## Stated goal
Copy out every line in which the string "Anda" occurs.

# Start of Task material

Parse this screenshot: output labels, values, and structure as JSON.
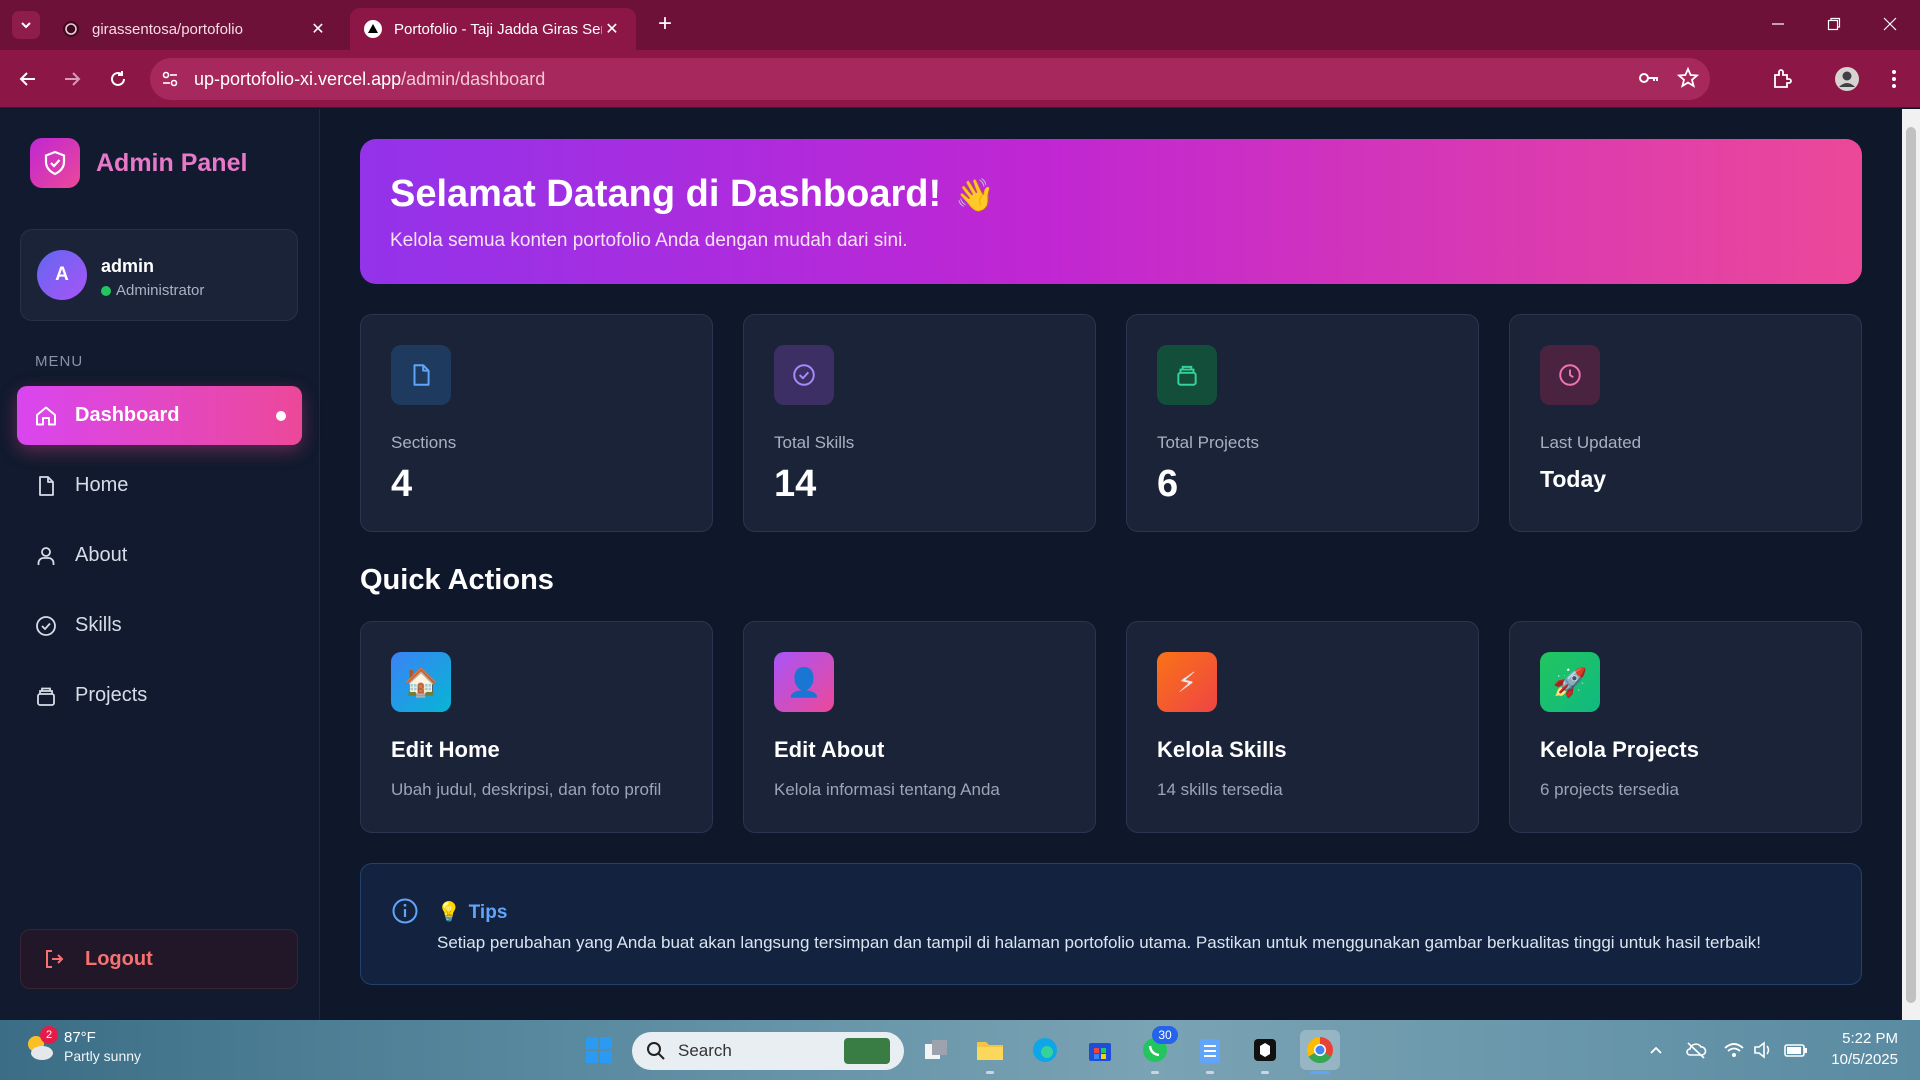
{
  "browser": {
    "tabs": [
      {
        "title": "girassentosa/portofolio",
        "active": false
      },
      {
        "title": "Portofolio - Taji Jadda Giras Sen",
        "active": true
      }
    ],
    "url_host": "up-portofolio-xi.vercel.app",
    "url_path": "/admin/dashboard"
  },
  "sidebar": {
    "brand": "Admin Panel",
    "user": {
      "initial": "A",
      "name": "admin",
      "role": "Administrator"
    },
    "menu_label": "MENU",
    "items": [
      {
        "label": "Dashboard",
        "icon": "home-icon",
        "active": true
      },
      {
        "label": "Home",
        "icon": "file-icon",
        "active": false
      },
      {
        "label": "About",
        "icon": "user-icon",
        "active": false
      },
      {
        "label": "Skills",
        "icon": "check-circle-icon",
        "active": false
      },
      {
        "label": "Projects",
        "icon": "inbox-icon",
        "active": false
      }
    ],
    "logout": "Logout"
  },
  "welcome": {
    "title": "Selamat Datang di Dashboard!",
    "emoji": "👋",
    "subtitle": "Kelola semua konten portofolio Anda dengan mudah dari sini."
  },
  "stats": [
    {
      "label": "Sections",
      "value": "4",
      "icon": "file-icon",
      "color": "#60a5fa"
    },
    {
      "label": "Total Skills",
      "value": "14",
      "icon": "check-circle-icon",
      "color": "#a78bfa"
    },
    {
      "label": "Total Projects",
      "value": "6",
      "icon": "inbox-icon",
      "color": "#34d399"
    },
    {
      "label": "Last Updated",
      "value": "Today",
      "icon": "clock-icon",
      "color": "#f472b6"
    }
  ],
  "quick_actions": {
    "title": "Quick Actions",
    "items": [
      {
        "title": "Edit Home",
        "desc": "Ubah judul, deskripsi, dan foto profil",
        "emoji": "🏠"
      },
      {
        "title": "Edit About",
        "desc": "Kelola informasi tentang Anda",
        "emoji": "👤"
      },
      {
        "title": "Kelola Skills",
        "desc": "14 skills tersedia",
        "emoji": "⚡"
      },
      {
        "title": "Kelola Projects",
        "desc": "6 projects tersedia",
        "emoji": "🚀"
      }
    ]
  },
  "tips": {
    "bulb": "💡",
    "title": "Tips",
    "text": "Setiap perubahan yang Anda buat akan langsung tersimpan dan tampil di halaman portofolio utama. Pastikan untuk menggunakan gambar berkualitas tinggi untuk hasil terbaik!"
  },
  "taskbar": {
    "weather_temp": "87°F",
    "weather_condition": "Partly sunny",
    "weather_badge": "2",
    "search_placeholder": "Search",
    "whatsapp_badge": "30",
    "time": "5:22 PM",
    "date": "10/5/2025"
  }
}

# End of Task material

## Solution for this task
    "subtitle": "Kelola semua konten portofolio Anda dengan mudah dari sini."
        "desc": "Kelola informasi tentang Anda",
    "text": "Setiap perubahan yang Anda buat akan langsung tersimpan dan tampil di halaman portofolio utama. Pastikan untuk menggunakan gambar berkualitas tinggi untuk hasil terbaik!"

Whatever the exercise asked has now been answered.